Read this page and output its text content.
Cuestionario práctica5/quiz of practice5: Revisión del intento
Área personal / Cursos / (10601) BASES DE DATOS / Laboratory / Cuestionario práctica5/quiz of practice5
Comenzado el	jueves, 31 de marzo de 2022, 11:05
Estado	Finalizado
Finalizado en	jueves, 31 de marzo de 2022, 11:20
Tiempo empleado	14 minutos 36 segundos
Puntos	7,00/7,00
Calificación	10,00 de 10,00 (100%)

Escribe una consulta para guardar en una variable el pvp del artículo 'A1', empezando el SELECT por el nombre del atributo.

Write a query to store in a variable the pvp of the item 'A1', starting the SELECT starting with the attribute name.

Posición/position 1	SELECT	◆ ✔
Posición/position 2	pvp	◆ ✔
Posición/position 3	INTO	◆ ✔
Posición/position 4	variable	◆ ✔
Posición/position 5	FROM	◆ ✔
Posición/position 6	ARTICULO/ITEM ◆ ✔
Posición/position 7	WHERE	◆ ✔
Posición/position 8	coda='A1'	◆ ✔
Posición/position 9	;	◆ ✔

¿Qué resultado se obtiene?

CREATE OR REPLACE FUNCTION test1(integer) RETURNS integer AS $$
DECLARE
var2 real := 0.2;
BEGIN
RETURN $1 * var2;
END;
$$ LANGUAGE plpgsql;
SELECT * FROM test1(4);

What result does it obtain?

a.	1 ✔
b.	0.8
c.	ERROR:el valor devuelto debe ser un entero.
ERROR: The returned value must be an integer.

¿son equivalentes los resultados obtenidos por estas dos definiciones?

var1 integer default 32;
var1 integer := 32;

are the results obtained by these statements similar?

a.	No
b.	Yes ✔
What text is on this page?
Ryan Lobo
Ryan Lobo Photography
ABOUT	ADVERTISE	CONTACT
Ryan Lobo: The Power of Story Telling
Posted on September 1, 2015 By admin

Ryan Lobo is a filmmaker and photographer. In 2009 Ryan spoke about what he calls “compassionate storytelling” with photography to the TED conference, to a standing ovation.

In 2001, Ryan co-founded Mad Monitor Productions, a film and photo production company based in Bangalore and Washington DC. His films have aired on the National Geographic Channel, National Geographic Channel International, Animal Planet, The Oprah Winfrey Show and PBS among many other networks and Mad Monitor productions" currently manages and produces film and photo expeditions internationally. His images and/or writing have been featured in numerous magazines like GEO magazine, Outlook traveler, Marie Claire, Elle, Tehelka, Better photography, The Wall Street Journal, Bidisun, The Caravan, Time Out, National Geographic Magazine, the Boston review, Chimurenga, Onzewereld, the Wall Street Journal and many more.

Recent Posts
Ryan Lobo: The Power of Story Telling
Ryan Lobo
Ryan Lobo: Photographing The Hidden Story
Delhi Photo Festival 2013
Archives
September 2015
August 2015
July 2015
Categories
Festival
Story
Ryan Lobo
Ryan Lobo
_ _ _ _ _ _ _
EXERCISE -> Return each line in the records that holds the string "September".

TASK OUTPUT ->
Posted on September 1, 2015 By admin
September 2015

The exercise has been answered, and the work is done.